+++ DATA EXTRACT +++
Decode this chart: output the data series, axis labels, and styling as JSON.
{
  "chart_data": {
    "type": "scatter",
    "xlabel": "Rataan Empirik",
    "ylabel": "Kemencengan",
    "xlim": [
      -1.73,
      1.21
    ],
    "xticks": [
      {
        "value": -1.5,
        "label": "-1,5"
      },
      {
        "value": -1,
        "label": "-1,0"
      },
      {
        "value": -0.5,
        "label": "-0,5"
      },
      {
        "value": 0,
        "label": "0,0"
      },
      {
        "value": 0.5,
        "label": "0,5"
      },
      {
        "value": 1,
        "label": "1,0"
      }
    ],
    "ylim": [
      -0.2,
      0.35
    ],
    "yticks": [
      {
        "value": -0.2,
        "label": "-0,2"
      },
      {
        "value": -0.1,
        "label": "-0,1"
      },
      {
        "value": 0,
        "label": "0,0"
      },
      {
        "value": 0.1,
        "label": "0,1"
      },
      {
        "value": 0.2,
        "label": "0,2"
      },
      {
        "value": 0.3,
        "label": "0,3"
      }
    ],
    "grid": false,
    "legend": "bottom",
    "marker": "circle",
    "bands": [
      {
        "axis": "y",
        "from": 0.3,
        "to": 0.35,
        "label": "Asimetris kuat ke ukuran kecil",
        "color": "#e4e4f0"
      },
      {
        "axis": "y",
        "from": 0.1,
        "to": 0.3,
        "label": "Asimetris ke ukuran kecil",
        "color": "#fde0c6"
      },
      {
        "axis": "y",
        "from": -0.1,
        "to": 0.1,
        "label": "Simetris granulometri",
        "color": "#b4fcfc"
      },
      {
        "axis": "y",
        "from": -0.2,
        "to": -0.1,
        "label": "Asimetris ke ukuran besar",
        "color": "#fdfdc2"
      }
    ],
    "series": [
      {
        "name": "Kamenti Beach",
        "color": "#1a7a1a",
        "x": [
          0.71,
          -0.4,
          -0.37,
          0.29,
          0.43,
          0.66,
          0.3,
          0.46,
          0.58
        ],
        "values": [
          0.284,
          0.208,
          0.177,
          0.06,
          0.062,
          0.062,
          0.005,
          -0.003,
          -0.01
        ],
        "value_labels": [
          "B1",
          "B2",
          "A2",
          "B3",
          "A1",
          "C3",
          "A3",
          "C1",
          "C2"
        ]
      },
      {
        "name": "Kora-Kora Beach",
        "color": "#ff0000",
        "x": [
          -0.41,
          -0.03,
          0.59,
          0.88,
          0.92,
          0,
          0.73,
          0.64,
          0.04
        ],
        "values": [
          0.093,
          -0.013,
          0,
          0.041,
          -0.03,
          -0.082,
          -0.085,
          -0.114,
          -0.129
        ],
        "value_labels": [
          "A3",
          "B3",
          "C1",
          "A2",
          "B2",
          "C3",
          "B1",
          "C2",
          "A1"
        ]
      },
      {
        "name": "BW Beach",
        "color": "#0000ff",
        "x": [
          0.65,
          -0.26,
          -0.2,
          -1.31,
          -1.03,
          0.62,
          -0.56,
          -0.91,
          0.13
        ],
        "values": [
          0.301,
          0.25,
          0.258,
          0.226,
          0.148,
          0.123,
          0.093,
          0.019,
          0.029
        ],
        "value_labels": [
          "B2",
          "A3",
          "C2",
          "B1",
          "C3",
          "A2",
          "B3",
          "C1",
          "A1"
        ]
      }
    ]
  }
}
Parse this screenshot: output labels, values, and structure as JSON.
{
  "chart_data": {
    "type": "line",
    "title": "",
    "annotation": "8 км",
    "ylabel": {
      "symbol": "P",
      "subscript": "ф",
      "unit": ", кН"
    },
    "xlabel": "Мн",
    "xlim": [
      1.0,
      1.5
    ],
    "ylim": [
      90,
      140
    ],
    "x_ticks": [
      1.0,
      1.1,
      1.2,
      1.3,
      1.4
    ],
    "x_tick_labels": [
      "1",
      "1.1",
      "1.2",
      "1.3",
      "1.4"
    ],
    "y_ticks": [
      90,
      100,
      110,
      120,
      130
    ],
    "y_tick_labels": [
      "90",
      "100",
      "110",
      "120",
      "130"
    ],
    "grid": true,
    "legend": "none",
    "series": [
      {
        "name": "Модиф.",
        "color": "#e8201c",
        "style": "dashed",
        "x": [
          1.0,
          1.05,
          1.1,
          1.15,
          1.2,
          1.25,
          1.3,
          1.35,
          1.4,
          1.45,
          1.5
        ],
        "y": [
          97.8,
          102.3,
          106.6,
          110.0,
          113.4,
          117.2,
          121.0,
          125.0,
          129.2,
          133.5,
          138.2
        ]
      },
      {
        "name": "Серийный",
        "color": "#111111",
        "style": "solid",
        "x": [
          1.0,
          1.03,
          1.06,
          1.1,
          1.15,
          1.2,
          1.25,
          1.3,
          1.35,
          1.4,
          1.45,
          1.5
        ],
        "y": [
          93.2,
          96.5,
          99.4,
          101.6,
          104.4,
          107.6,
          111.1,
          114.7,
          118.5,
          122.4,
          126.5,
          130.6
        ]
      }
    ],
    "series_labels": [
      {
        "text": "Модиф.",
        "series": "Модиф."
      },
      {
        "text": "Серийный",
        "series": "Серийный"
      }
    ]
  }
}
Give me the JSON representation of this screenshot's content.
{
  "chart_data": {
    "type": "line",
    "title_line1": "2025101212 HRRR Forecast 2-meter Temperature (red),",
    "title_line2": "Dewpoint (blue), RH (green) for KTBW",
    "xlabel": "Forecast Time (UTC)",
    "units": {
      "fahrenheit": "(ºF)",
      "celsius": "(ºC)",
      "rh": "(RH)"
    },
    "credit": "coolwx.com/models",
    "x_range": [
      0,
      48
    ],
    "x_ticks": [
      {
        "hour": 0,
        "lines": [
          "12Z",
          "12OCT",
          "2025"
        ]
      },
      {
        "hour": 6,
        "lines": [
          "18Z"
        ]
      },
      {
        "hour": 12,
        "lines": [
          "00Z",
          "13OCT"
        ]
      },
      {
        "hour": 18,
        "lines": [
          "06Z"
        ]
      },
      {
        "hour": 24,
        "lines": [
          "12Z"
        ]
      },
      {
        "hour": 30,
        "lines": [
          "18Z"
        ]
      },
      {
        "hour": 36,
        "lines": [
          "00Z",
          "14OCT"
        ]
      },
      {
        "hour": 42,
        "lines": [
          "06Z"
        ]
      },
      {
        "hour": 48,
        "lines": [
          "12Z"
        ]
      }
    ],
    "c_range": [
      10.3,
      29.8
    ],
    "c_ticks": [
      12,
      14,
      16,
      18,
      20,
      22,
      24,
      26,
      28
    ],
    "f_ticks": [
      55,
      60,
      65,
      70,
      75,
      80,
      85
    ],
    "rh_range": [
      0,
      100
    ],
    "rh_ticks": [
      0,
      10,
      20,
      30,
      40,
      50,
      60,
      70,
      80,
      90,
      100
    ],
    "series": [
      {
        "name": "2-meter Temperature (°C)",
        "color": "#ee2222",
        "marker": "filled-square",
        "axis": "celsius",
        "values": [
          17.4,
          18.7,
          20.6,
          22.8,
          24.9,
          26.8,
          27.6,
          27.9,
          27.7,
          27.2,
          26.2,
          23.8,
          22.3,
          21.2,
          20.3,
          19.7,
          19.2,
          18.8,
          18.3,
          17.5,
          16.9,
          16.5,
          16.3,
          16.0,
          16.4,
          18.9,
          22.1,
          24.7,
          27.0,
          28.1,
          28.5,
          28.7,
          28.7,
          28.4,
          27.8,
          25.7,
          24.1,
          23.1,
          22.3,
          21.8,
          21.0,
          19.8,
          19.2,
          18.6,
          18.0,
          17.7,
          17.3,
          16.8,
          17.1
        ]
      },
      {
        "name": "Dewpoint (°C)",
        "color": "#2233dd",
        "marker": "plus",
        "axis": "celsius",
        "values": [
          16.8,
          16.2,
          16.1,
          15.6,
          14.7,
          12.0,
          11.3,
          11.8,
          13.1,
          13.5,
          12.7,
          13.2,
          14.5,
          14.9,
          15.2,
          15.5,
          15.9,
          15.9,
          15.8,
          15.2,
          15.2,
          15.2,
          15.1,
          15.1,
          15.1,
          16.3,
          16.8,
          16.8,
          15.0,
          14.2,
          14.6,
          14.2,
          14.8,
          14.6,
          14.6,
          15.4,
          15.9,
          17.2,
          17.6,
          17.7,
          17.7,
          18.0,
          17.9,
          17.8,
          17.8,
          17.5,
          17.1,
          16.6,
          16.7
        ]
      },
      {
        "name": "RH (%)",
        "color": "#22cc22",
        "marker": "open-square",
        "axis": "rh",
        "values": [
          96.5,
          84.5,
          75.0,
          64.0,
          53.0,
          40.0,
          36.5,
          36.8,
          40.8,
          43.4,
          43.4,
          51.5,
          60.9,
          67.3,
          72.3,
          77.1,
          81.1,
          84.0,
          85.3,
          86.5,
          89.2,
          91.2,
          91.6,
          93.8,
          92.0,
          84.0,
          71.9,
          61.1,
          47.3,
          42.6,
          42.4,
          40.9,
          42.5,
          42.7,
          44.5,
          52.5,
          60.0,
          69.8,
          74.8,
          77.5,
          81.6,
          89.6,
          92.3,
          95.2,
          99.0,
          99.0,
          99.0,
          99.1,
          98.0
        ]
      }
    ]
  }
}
+++
▸ REQUIREMENT
Which lines in the data above contain "color"? Show each one.

▸ ANSWER
        "color": "#e4e4f0"
        "color": "#fde0c6"
        "color": "#b4fcfc"
        "color": "#fdfdc2"
        "color": "#1a7a1a",
        "color": "#ff0000",
        "color": "#0000ff",
        "color": "#e8201c",
        "color": "#111111",
        "color": "#ee2222",
        "color": "#2233dd",
        "color": "#22cc22",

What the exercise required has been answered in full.